The records:
:::
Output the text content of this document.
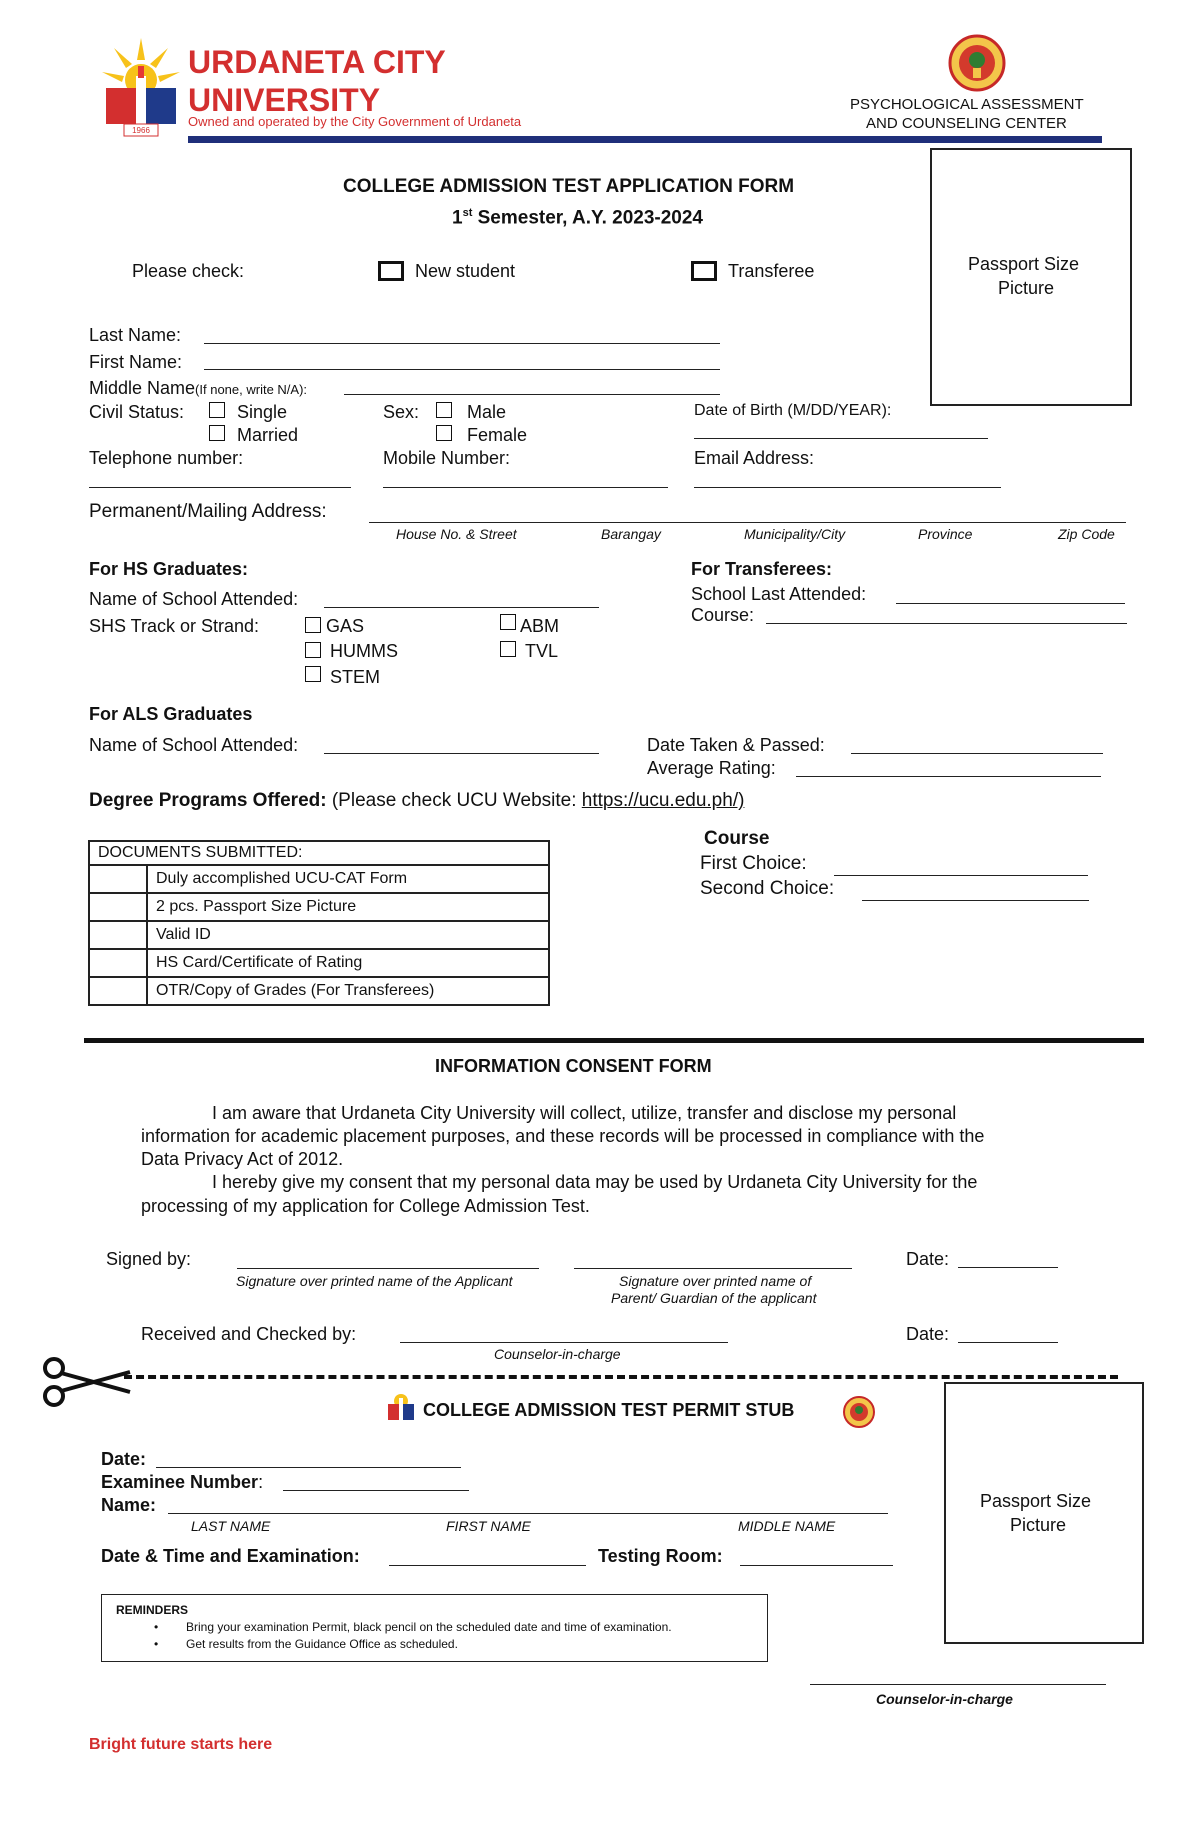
1966
URDANETA CITY
UNIVERSITY
Owned and operated by the City Government of Urdaneta
PSYCHOLOGICAL ASSESSMENT
AND COUNSELING CENTER
COLLEGE ADMISSION TEST APPLICATION FORM
1st Semester, A.Y. 2023-2024
Passport Size
Picture
Please check:	New student	Transferee
Last Name:
First Name:
Middle Name(If none, write N/A):
Civil Status:	Single
Married
Sex:	Male
Female
Date of Birth (M/DD/YEAR):
Telephone number:	Mobile Number:	Email Address:
Permanent/Mailing Address:
House No. & Street	Barangay	Municipality/City	Province	Zip Code
For HS Graduates:
Name of School Attended:
SHS Track or Strand:	GAS	ABM
HUMMS	TVL
STEM
For Transferees:
School Last Attended:
Course:
For ALS Graduates
Name of School Attended:	Date Taken & Passed:
Average Rating:
Degree Programs Offered: (Please check UCU Website: https://ucu.edu.ph/)
DOCUMENTS SUBMITTED:	
	Duly accomplished UCU-CAT Form
	2 pcs. Passport Size Picture
	Valid ID
	HS Card/Certificate of Rating
	OTR/Copy of Grades (For Transferees)
Course
First Choice:
Second Choice:
INFORMATION CONSENT FORM
I am aware that Urdaneta City University will collect, utilize, transfer and disclose my personal
information for academic placement purposes, and these records will be processed in compliance with the
Data Privacy Act of 2012.
I hereby give my consent that my personal data may be used by Urdaneta City University for the
processing of my application for College Admission Test.
Signed by:
Signature over printed name of the Applicant	Signature over printed name of
Parent/ Guardian of the applicant
Date:
Received and Checked by:
Counselor-in-charge
Date:
COLLEGE ADMISSION TEST PERMIT STUB
Passport Size
Picture
Date:
Examinee Number:
Name:
LAST NAME	FIRST NAME	MIDDLE NAME
Date & Time and Examination:	Testing Room:
REMINDERS
• Bring your examination Permit, black pencil on the scheduled date and time of examination.
• Get results from the Guidance Office as scheduled.
Counselor-in-charge
Bright future starts here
:::
Challenge: Find and copy every line in the entries above where the string "Number" occurs.

Final result:
Telephone number:	Mobile Number:	Email Address:
Examinee Number:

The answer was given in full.